→ EXERCISE REQUIREMENTS
Extract the line that contains "Decode this image" and every line after it through the end of the records below, exactly as written, leaving out any pictures.

→ Rows from a dataset
======
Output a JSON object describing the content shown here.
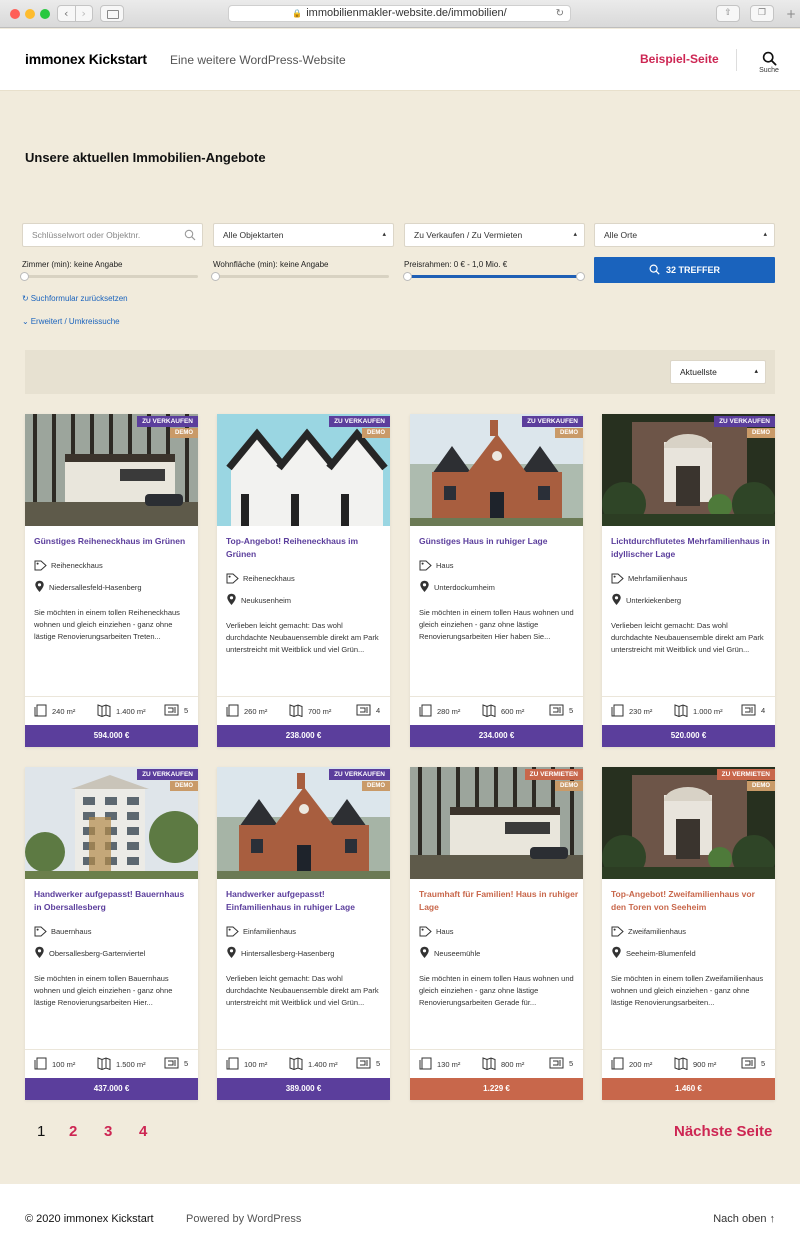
{
  "browser": {
    "url": "immobilienmakler-website.de/immobilien/"
  },
  "header": {
    "site_title": "immonex Kickstart",
    "site_description": "Eine weitere WordPress-Website",
    "menu_item": "Beispiel-Seite",
    "search_label": "Suche"
  },
  "page": {
    "title": "Unsere aktuellen Immobilien-Angebote"
  },
  "search_form": {
    "keyword_placeholder": "Schlüsselwort oder Objektnr.",
    "type_select": "Alle Objektarten",
    "marketing_select": "Zu Verkaufen / Zu Vermieten",
    "location_select": "Alle Orte",
    "rooms_label": "Zimmer (min): keine Angabe",
    "area_label": "Wohnfläche (min): keine Angabe",
    "price_label": "Preisrahmen: 0 € - 1,0 Mio. €",
    "submit_label": "32 TREFFER",
    "reset_link": "Suchformular zurücksetzen",
    "extended_link": "Erweitert / Umkreissuche"
  },
  "sort": {
    "selected": "Aktuellste"
  },
  "colors": {
    "sale": "#5b3e9c",
    "rent": "#c8674b",
    "demo": "#c99a68",
    "accent": "#cd2653",
    "button": "#1a63bd"
  },
  "listings": [
    {
      "badge": "ZU VERKAUFEN",
      "demo": "DEMO",
      "title": "Günstiges Reiheneckhaus im Grünen",
      "type": "Reiheneckhaus",
      "location": "Niedersallesfeld-Hasenberg",
      "description": "Sie möchten in einem tollen Reiheneckhaus wohnen und gleich einziehen - ganz ohne lästige Renovierungsarbeiten Treten...",
      "living_area": "240 m²",
      "plot_area": "1.400 m²",
      "rooms": "5",
      "price": "594.000 €"
    },
    {
      "badge": "ZU VERKAUFEN",
      "demo": "DEMO",
      "title": "Top-Angebot! Reiheneckhaus im Grünen",
      "type": "Reiheneckhaus",
      "location": "Neukusenheim",
      "description": "Verlieben leicht gemacht: Das wohl durchdachte Neubauensemble direkt am Park unterstreicht mit Weitblick und viel Grün...",
      "living_area": "260 m²",
      "plot_area": "700 m²",
      "rooms": "4",
      "price": "238.000 €"
    },
    {
      "badge": "ZU VERKAUFEN",
      "demo": "DEMO",
      "title": "Günstiges Haus in ruhiger Lage",
      "type": "Haus",
      "location": "Unterdockumheim",
      "description": "Sie möchten in einem tollen Haus wohnen und gleich einziehen - ganz ohne lästige Renovierungsarbeiten Hier haben Sie...",
      "living_area": "280 m²",
      "plot_area": "600 m²",
      "rooms": "5",
      "price": "234.000 €"
    },
    {
      "badge": "ZU VERKAUFEN",
      "demo": "DEMO",
      "title": "Lichtdurchflutetes Mehrfamilienhaus in idyllischer Lage",
      "type": "Mehrfamilienhaus",
      "location": "Unterkiekenberg",
      "description": "Verlieben leicht gemacht: Das wohl durchdachte Neubauensemble direkt am Park unterstreicht mit Weitblick und viel Grün...",
      "living_area": "230 m²",
      "plot_area": "1.000 m²",
      "rooms": "4",
      "price": "520.000 €"
    },
    {
      "badge": "ZU VERKAUFEN",
      "demo": "DEMO",
      "title": "Handwerker aufgepasst! Bauernhaus in Obersallesberg",
      "type": "Bauernhaus",
      "location": "Obersallesberg-Gartenviertel",
      "description": "Sie möchten in einem tollen Bauernhaus wohnen und gleich einziehen - ganz ohne lästige Renovierungsarbeiten Hier...",
      "living_area": "100 m²",
      "plot_area": "1.500 m²",
      "rooms": "5",
      "price": "437.000 €"
    },
    {
      "badge": "ZU VERKAUFEN",
      "demo": "DEMO",
      "title": "Handwerker aufgepasst! Einfamilienhaus in ruhiger Lage",
      "type": "Einfamilienhaus",
      "location": "Hintersallesberg-Hasenberg",
      "description": "Verlieben leicht gemacht: Das wohl durchdachte Neubauensemble direkt am Park unterstreicht mit Weitblick und viel Grün...",
      "living_area": "100 m²",
      "plot_area": "1.400 m²",
      "rooms": "5",
      "price": "389.000 €"
    },
    {
      "badge": "ZU VERMIETEN",
      "demo": "DEMO",
      "title": "Traumhaft für Familien! Haus in ruhiger Lage",
      "type": "Haus",
      "location": "Neuseemühle",
      "description": "Sie möchten in einem tollen Haus wohnen und gleich einziehen - ganz ohne lästige Renovierungsarbeiten Gerade für...",
      "living_area": "130 m²",
      "plot_area": "800 m²",
      "rooms": "5",
      "price": "1.229 €"
    },
    {
      "badge": "ZU VERMIETEN",
      "demo": "DEMO",
      "title": "Top-Angebot! Zweifamilienhaus vor den Toren von Seeheim",
      "type": "Zweifamilienhaus",
      "location": "Seeheim-Blumenfeld",
      "description": "Sie möchten in einem tollen Zweifamilienhaus wohnen und gleich einziehen - ganz ohne lästige Renovierungsarbeiten...",
      "living_area": "200 m²",
      "plot_area": "900 m²",
      "rooms": "5",
      "price": "1.460 €"
    }
  ],
  "pagination": {
    "pages": [
      "1",
      "2",
      "3",
      "4"
    ],
    "next": "Nächste Seite"
  },
  "footer": {
    "copyright": "© 2020 immonex Kickstart",
    "powered": "Powered by WordPress",
    "to_top": "Nach oben ↑"
  }
}
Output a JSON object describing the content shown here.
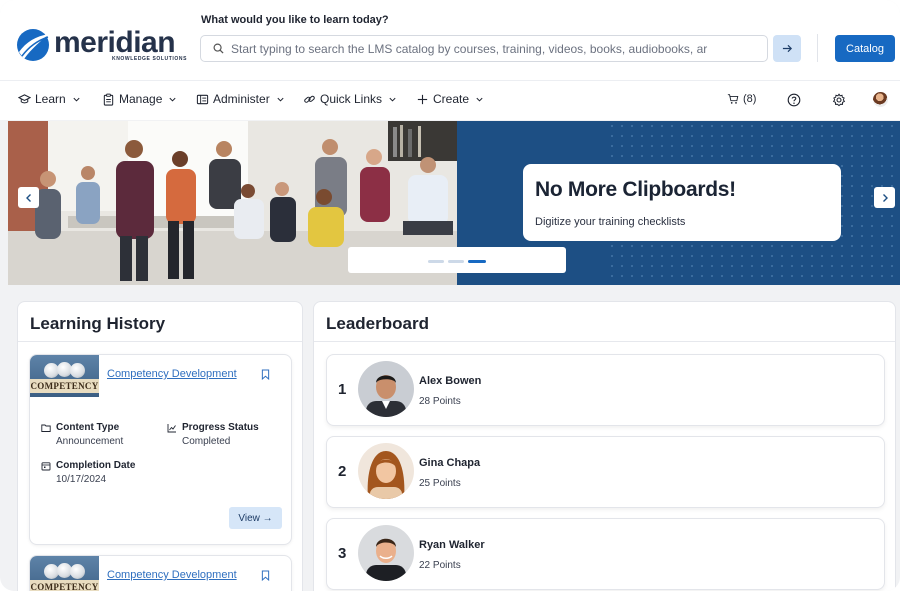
{
  "brand": {
    "name": "meridian",
    "tagline": "KNOWLEDGE SOLUTIONS",
    "mark_color": "#1769c2"
  },
  "search": {
    "prompt": "What would you like to learn today?",
    "placeholder": "Start typing to search the LMS catalog by courses, training, videos, books, audiobooks, ar",
    "catalog_label": "Catalog"
  },
  "nav": {
    "items": [
      {
        "label": "Learn",
        "icon": "graduation-cap-icon"
      },
      {
        "label": "Manage",
        "icon": "clipboard-icon"
      },
      {
        "label": "Administer",
        "icon": "admin-panel-icon"
      },
      {
        "label": "Quick Links",
        "icon": "link-icon"
      },
      {
        "label": "Create",
        "icon": "plus-icon"
      }
    ],
    "cart_label": "(8)"
  },
  "banner": {
    "title": "No More Clipboards!",
    "subtitle": "Digitize your training checklists",
    "background_color": "#1d4f84",
    "slide_count": 3,
    "active_slide": 3
  },
  "learning_history": {
    "title": "Learning History",
    "items": [
      {
        "thumb_text": "COMPETENCY",
        "title": "Competency Development",
        "content_type_label": "Content Type",
        "content_type": "Announcement",
        "progress_label": "Progress Status",
        "progress": "Completed",
        "completion_label": "Completion Date",
        "completion_date": "10/17/2024",
        "view_label": "View →"
      },
      {
        "thumb_text": "COMPETENCY",
        "title": "Competency Development"
      }
    ]
  },
  "leaderboard": {
    "title": "Leaderboard",
    "entries": [
      {
        "rank": "1",
        "name": "Alex Bowen",
        "points": "28 Points"
      },
      {
        "rank": "2",
        "name": "Gina Chapa",
        "points": "25 Points"
      },
      {
        "rank": "3",
        "name": "Ryan Walker",
        "points": "22 Points"
      }
    ]
  },
  "colors": {
    "primary": "#1769c2",
    "link": "#2f6fbf",
    "light_button": "#d6e6f8"
  }
}
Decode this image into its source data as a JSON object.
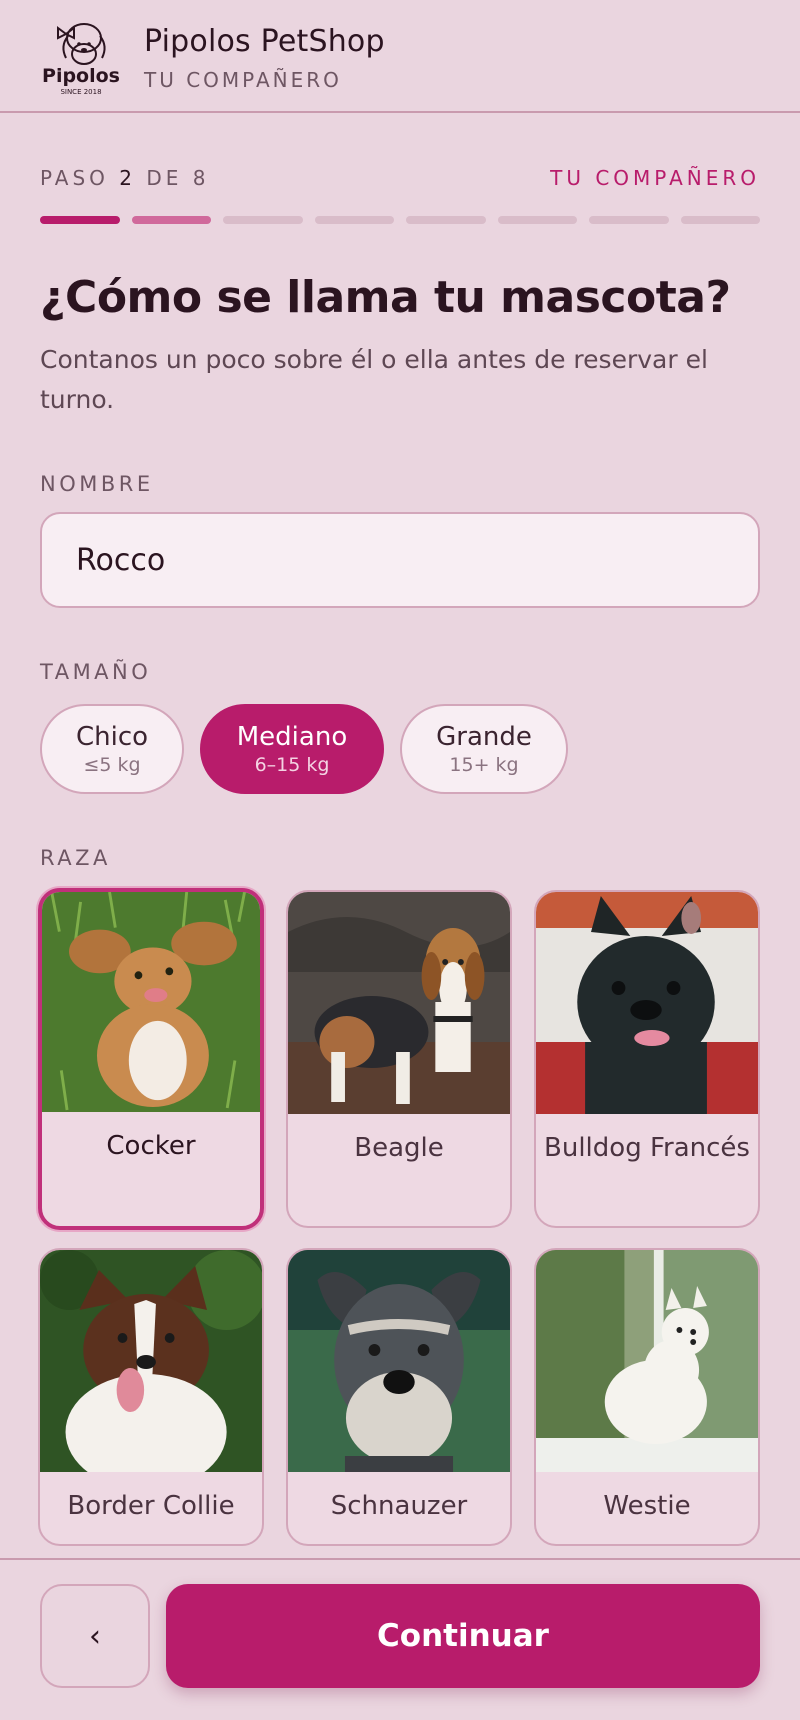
{
  "header": {
    "brand_name": "Pipolos PetShop",
    "brand_sub": "TU COMPAÑERO",
    "logo_text": "Pipolos",
    "logo_since": "SINCE 2018"
  },
  "steps": {
    "prefix": "PASO",
    "current": "2",
    "separator": "DE",
    "total": "8",
    "section": "TU COMPAÑERO",
    "progress_done": 2,
    "progress_total": 8
  },
  "form": {
    "title": "¿Cómo se llama tu mascota?",
    "subtitle": "Contanos un poco sobre él o ella antes de reservar el turno.",
    "name_label": "NOMBRE",
    "name_value": "Rocco",
    "size_label": "TAMAÑO",
    "sizes": [
      {
        "name": "Chico",
        "weight": "≤5 kg"
      },
      {
        "name": "Mediano",
        "weight": "6–15 kg"
      },
      {
        "name": "Grande",
        "weight": "15+ kg"
      }
    ],
    "selected_size": "Mediano",
    "breed_label": "RAZA",
    "breeds": [
      {
        "name": "Cocker"
      },
      {
        "name": "Beagle"
      },
      {
        "name": "Bulldog Francés"
      },
      {
        "name": "Border Collie"
      },
      {
        "name": "Schnauzer"
      },
      {
        "name": "Westie"
      }
    ],
    "selected_breed": "Cocker"
  },
  "footer": {
    "back_label": "‹",
    "continue_label": "Continuar"
  },
  "colors": {
    "background": "#ead5df",
    "accent": "#b81c6b",
    "text": "#2b1420"
  }
}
======
→ FINAL RESULT
Decode this image into its source data as a JSON object.
{
  "header": {
    "brand_name": "Pipolos PetShop",
    "brand_sub": "TU COMPAÑERO",
    "logo_text": "Pipolos",
    "logo_since": "SINCE 2018"
  },
  "steps": {
    "prefix": "PASO",
    "current": "2",
    "separator": "DE",
    "total": "8",
    "section": "TU COMPAÑERO",
    "progress_done": 2,
    "progress_total": 8
  },
  "form": {
    "title": "¿Cómo se llama tu mascota?",
    "subtitle": "Contanos un poco sobre él o ella antes de reservar el turno.",
    "name_label": "NOMBRE",
    "name_value": "Rocco",
    "size_label": "TAMAÑO",
    "sizes": [
      {
        "name": "Chico",
        "weight": "≤5 kg"
      },
      {
        "name": "Mediano",
        "weight": "6–15 kg"
      },
      {
        "name": "Grande",
        "weight": "15+ kg"
      }
    ],
    "selected_size": "Mediano",
    "breed_label": "RAZA",
    "breeds": [
      {
        "name": "Cocker"
      },
      {
        "name": "Beagle"
      },
      {
        "name": "Bulldog Francés"
      },
      {
        "name": "Border Collie"
      },
      {
        "name": "Schnauzer"
      },
      {
        "name": "Westie"
      }
    ],
    "selected_breed": "Cocker"
  },
  "footer": {
    "back_label": "‹",
    "continue_label": "Continuar"
  },
  "colors": {
    "background": "#ead5df",
    "accent": "#b81c6b",
    "text": "#2b1420"
  }
}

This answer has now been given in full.